## Aim of the exercise
Print the listing in its entirety and exactly, leaving out images.

(Saved entries)
——————
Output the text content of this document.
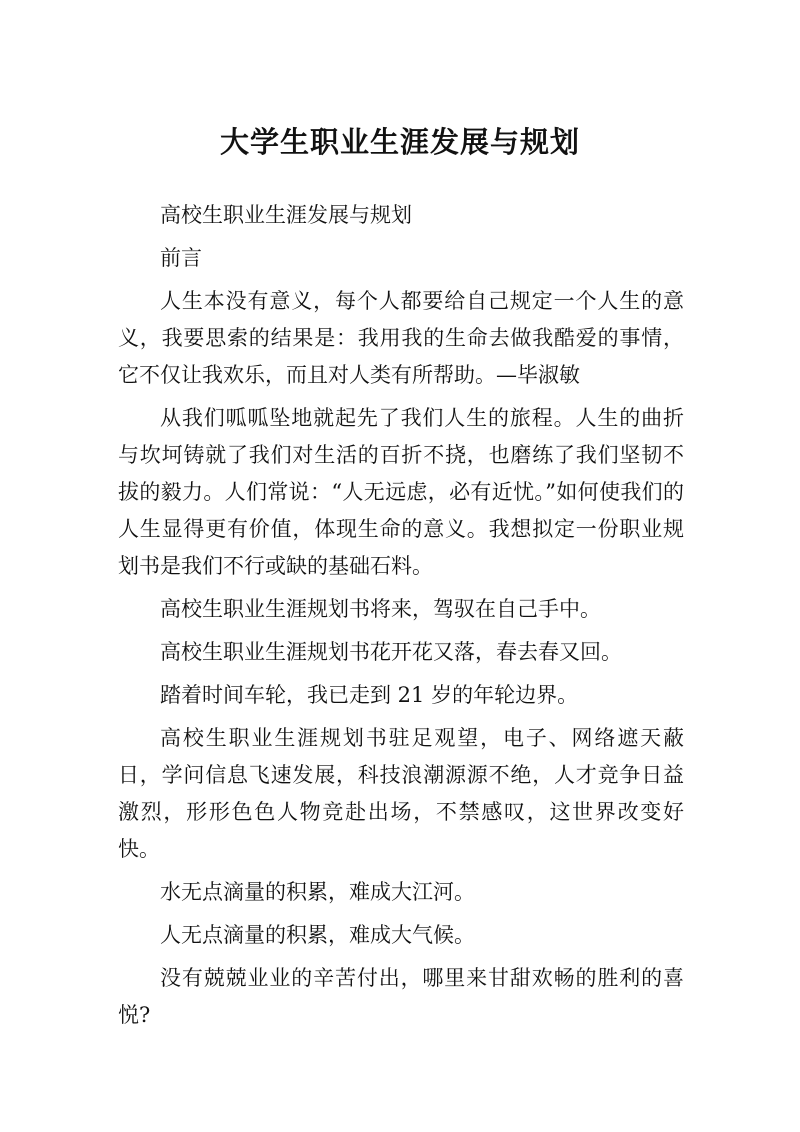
大学生职业生涯发展与规划

高校生职业生涯发展与规划

前言

人生本没有意义，每个人都要给自己规定一个人生的意义，我要思索的结果是：我用我的生命去做我酷爱的事情，它不仅让我欢乐，而且对人类有所帮助。—毕淑敏

从我们呱呱坠地就起先了我们人生的旅程。人生的曲折与坎坷铸就了我们对生活的百折不挠，也磨练了我们坚韧不拔的毅力。人们常说：“人无远虑，必有近忧。”如何使我们的人生显得更有价值，体现生命的意义。我想拟定一份职业规划书是我们不行或缺的基础石料。

高校生职业生涯规划书将来，驾驭在自己手中。

高校生职业生涯规划书花开花又落，春去春又回。

踏着时间车轮，我已走到 21 岁的年轮边界。

高校生职业生涯规划书驻足观望，电子、网络遮天蔽日，学问信息飞速发展，科技浪潮源源不绝，人才竞争日益激烈，形形色色人物竞赴出场，不禁感叹，这世界改变好快。

水无点滴量的积累，难成大江河。

人无点滴量的积累，难成大气候。

没有兢兢业业的辛苦付出，哪里来甘甜欢畅的胜利的喜悦?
——————
## Task answer
Output the text content of this document.
大学生职业生涯发展与规划

高校生职业生涯发展与规划

前言

人生本没有意义，每个人都要给自己规定一个人生的意义，我要思索的结果是：我用我的生命去做我酷爱的事情，它不仅让我欢乐，而且对人类有所帮助。—毕淑敏

从我们呱呱坠地就起先了我们人生的旅程。人生的曲折与坎坷铸就了我们对生活的百折不挠，也磨练了我们坚韧不拔的毅力。人们常说：“人无远虑，必有近忧。”如何使我们的人生显得更有价值，体现生命的意义。我想拟定一份职业规划书是我们不行或缺的基础石料。

高校生职业生涯规划书将来，驾驭在自己手中。

高校生职业生涯规划书花开花又落，春去春又回。

踏着时间车轮，我已走到 21 岁的年轮边界。

高校生职业生涯规划书驻足观望，电子、网络遮天蔽日，学问信息飞速发展，科技浪潮源源不绝，人才竞争日益激烈，形形色色人物竞赴出场，不禁感叹，这世界改变好快。

水无点滴量的积累，难成大江河。

人无点滴量的积累，难成大气候。

没有兢兢业业的辛苦付出，哪里来甘甜欢畅的胜利的喜悦?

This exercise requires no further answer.